Locate and copy each line in the data that contains the word "excess".

-- START The records --

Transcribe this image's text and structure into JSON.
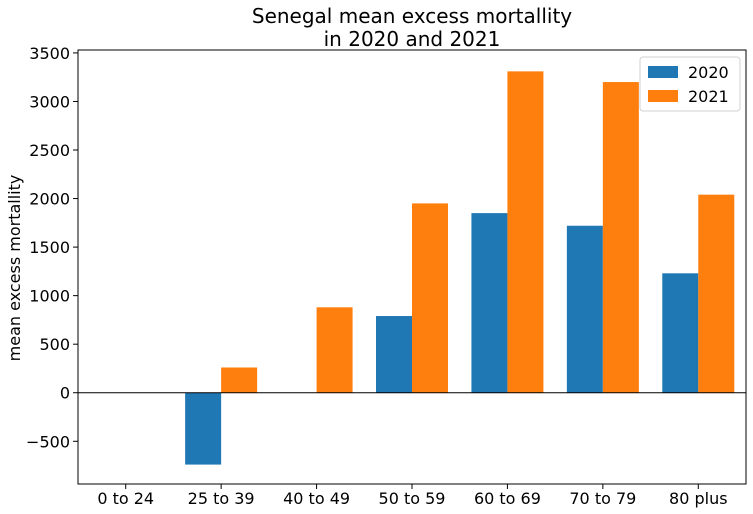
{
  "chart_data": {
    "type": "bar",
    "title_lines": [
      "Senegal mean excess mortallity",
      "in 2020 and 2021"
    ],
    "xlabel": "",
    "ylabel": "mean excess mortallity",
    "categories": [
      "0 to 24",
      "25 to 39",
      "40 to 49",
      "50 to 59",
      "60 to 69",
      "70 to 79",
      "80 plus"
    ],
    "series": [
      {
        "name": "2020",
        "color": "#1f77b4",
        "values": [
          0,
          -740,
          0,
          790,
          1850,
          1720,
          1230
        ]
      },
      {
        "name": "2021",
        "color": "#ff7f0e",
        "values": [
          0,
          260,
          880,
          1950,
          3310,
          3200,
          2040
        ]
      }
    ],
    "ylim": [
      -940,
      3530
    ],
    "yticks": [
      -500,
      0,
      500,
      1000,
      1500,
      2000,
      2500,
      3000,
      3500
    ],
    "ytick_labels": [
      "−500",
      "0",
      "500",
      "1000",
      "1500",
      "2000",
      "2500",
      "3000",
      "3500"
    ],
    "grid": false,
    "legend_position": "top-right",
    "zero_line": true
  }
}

-- END The records --
-- START The records --

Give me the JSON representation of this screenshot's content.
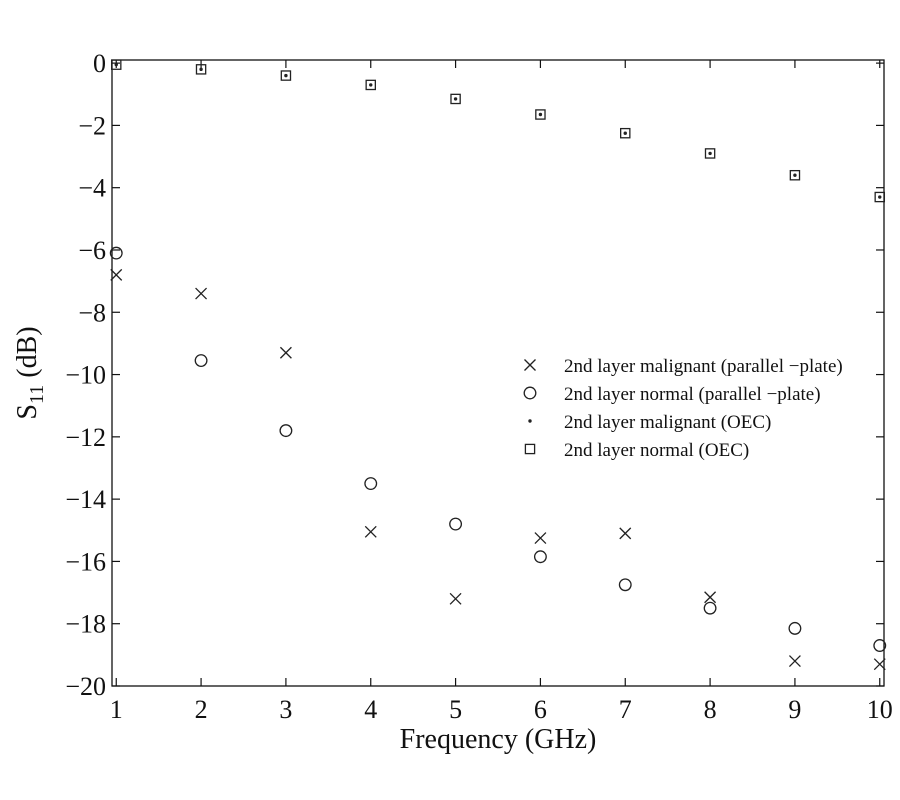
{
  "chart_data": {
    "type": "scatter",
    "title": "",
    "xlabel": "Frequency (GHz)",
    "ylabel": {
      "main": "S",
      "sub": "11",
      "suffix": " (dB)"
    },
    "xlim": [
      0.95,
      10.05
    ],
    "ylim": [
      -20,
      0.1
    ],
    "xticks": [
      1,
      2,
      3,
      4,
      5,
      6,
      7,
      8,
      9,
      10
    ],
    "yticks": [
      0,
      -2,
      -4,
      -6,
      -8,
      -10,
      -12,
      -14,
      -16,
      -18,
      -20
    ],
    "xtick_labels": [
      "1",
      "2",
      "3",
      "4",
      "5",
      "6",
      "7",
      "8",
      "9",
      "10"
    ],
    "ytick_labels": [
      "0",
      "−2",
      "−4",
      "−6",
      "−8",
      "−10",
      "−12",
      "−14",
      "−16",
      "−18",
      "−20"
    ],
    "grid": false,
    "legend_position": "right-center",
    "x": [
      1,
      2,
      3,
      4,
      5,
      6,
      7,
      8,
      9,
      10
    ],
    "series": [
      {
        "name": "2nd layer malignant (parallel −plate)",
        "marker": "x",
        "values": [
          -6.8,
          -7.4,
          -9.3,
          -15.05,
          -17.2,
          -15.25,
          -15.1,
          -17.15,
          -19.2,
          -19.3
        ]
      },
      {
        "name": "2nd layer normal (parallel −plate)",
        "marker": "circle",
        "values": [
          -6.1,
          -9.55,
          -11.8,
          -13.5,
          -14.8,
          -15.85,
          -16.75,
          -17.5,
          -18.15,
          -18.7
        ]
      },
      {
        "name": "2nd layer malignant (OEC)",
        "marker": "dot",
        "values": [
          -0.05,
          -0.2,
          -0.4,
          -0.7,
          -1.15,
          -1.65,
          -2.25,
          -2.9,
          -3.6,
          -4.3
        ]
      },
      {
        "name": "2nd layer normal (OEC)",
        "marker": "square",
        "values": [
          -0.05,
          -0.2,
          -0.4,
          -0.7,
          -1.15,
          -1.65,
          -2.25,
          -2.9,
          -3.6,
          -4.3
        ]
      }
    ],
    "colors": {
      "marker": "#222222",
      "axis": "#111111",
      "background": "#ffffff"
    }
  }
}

-- END The records --
-- START The records --

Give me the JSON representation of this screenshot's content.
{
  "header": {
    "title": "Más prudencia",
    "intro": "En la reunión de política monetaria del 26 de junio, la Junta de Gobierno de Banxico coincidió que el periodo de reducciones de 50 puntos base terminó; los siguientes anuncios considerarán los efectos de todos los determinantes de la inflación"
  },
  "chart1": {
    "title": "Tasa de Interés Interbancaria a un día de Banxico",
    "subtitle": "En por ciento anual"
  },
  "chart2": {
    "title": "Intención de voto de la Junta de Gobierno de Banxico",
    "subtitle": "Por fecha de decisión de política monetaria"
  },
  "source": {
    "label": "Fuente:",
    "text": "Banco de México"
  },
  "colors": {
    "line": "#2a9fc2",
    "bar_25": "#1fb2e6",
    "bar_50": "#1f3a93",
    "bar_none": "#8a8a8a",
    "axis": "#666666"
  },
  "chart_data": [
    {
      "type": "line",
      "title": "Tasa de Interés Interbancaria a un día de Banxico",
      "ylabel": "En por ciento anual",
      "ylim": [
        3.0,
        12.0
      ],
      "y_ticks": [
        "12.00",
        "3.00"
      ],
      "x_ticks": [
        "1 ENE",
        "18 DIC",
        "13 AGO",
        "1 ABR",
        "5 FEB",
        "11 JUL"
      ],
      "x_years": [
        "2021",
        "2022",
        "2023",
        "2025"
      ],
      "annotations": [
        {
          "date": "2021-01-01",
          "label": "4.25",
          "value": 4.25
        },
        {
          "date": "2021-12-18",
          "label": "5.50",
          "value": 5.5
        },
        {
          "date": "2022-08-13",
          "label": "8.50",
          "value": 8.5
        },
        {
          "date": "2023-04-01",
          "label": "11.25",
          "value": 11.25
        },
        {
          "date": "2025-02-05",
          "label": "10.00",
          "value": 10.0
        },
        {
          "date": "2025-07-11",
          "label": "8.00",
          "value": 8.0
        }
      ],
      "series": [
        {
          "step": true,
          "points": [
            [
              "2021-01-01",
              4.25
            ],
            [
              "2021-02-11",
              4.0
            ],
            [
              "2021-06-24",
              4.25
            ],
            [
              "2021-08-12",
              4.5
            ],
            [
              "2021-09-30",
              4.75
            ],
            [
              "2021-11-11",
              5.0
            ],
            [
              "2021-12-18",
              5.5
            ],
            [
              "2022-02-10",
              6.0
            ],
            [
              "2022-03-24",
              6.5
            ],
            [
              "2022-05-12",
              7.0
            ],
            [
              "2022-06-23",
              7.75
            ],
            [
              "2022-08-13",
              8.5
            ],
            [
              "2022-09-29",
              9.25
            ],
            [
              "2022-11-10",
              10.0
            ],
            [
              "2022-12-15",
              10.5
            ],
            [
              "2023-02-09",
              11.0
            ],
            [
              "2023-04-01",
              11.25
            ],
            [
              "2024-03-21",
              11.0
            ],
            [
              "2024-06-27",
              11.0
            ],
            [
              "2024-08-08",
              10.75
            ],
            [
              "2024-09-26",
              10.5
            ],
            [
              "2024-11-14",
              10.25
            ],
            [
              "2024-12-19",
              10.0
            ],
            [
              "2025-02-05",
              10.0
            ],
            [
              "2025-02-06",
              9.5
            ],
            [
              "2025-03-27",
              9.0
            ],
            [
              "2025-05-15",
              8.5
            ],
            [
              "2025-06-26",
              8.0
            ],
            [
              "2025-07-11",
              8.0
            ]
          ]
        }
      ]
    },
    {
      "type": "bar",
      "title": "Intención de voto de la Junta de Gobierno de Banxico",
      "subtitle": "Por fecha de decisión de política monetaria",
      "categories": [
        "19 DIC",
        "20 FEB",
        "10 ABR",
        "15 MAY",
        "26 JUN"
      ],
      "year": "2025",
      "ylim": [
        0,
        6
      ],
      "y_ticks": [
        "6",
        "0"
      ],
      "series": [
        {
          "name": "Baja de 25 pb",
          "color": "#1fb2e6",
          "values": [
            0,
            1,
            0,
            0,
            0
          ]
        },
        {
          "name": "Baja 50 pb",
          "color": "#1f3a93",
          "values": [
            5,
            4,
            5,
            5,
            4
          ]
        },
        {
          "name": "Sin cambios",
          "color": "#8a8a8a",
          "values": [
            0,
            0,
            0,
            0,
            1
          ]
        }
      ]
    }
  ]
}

-- END The records --

Right answer:
      "Senegal mean excess mortallity",
    "ylabel": "mean excess mortallity",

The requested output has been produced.